▶ **WORK INSTRUCTIONS**
1. In the court judgment excerpt, who was appointed as administrator when Shanton was placed into administration?
2. Copy the passage of the court judgment excerpt starting with "[4] For consideration" and going on through "supply of clothing.".

▶ **TEXT SHOWN**
Registrar/Deputy Registrar Date……………
BTC GROUP LIMITED v M PALA and I LUTHERA [2015] NZHC 1561 [7 July 2015]
[1] The plaintiff BTC Group Limited (BTC) seeks summary judgment against the first and second defendants (Mr Pala and Mr Luthera) for amounts outstanding under invoices rendered for clothing products supplied to Shanton Fashions Limited (Shanton).
[2] Mr Pala and Mr Luthera are the directors of Shanton. BTC says their liability arises under a guarantee and indemnity they provided with respect to Shanton’s obligations under a credit agreement with BTC.
[3]By their notice of opposition the defendants assert, inter alia:
(a)They did not provide a personal guarantee and indemnity but instead provided a “Directors guarantee”;
(b)That by arrangement with BTC, Shanton’s administrator, (administrator) sold collateral on behalf of BTC at under value and therefore BTC is barred from seeking indemnity for any liability arising from the failure to obtain the best price reasonably obtainable at the time; and
(c)BTC’s arrangement with the administrator breached the defendants implied rights under the credit application form, that BTC would exercise its rights under its Purchase Money Security Interest (PMSI) in good faith.
[4] For consideration by the Court is whether the defendants’ grounds of opposition disclose an arguable defence to BTC’s claim.
Background
[5] Before the defendants acquired their interest in Shanton in late 2012, Shanton had been in administration. The defendants contacted BTC after they acquired Shanton and on or about 12 September 2012 Shanton completed a credit application with BTC for the supply of clothing.
[6] BTC required the defendants to sign its credit application which provided it with a PMSI. The application required the defendants to provide a personal guarantee in terms set out on the second page of the application.
[7]The key terms of the guarantee and indemnity provided:
(a)The defendants jointly and severally guarantee to BTC the due performance of Shanton’s obligations under the Agreement to BTC of whatsoever nature and howsoever arising.
(b)The guarantee is an all obligation and continuous guarantee lasting until either:
(i)BTC agrees to release the defendants from their obligations under the guarantee and indemnity; or
(ii)the defendants give notice to BTC of their renunciation of the guarantee and indemnity. The renunciation only applies to credit and accommodations provided on or after the date of receipt of the renunciation;
(c)The defendants indemnified BTC in respect of all and any loss caused by the failure of Shanton to fulfil its obligations to BTC.
(d)The defendants are liable to BTC as principal debtors.
[8] Between December 2012 and January 2015 BTC supplied Shanton with clothing in accordance with the terms of the agreement. From 16 October 2014 to 2 January 2015 BTC rendered invoices totalling US$567,526.80.
[9] On 11 January 2015 Shanton was placed into administration under the Companies Act 1993 by resolution of the directors. Mr Williams was appointed as administrator.
[10] At the time Shanton was placed into administration it owed US$566,904.45 to BTC.

▶ **DATA BLOCK**
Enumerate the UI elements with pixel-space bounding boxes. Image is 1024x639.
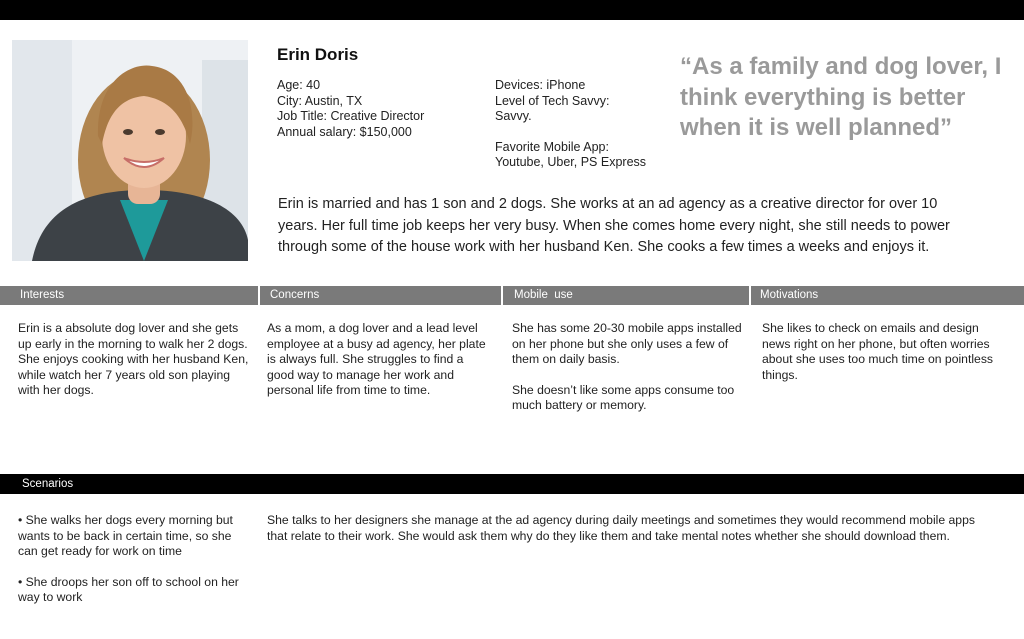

▶ **TASK RESULTS**
1. Mr Williams

2.
[4] For consideration by the Court is whether the defendants’ grounds of opposition disclose an arguable defence to BTC’s claim.
Background
[5] Before the defendants acquired their interest in Shanton in late 2012, Shanton had been in administration. The defendants contacted BTC after they acquired Shanton and on or about 12 September 2012 Shanton completed a credit application with BTC for the supply of clothing.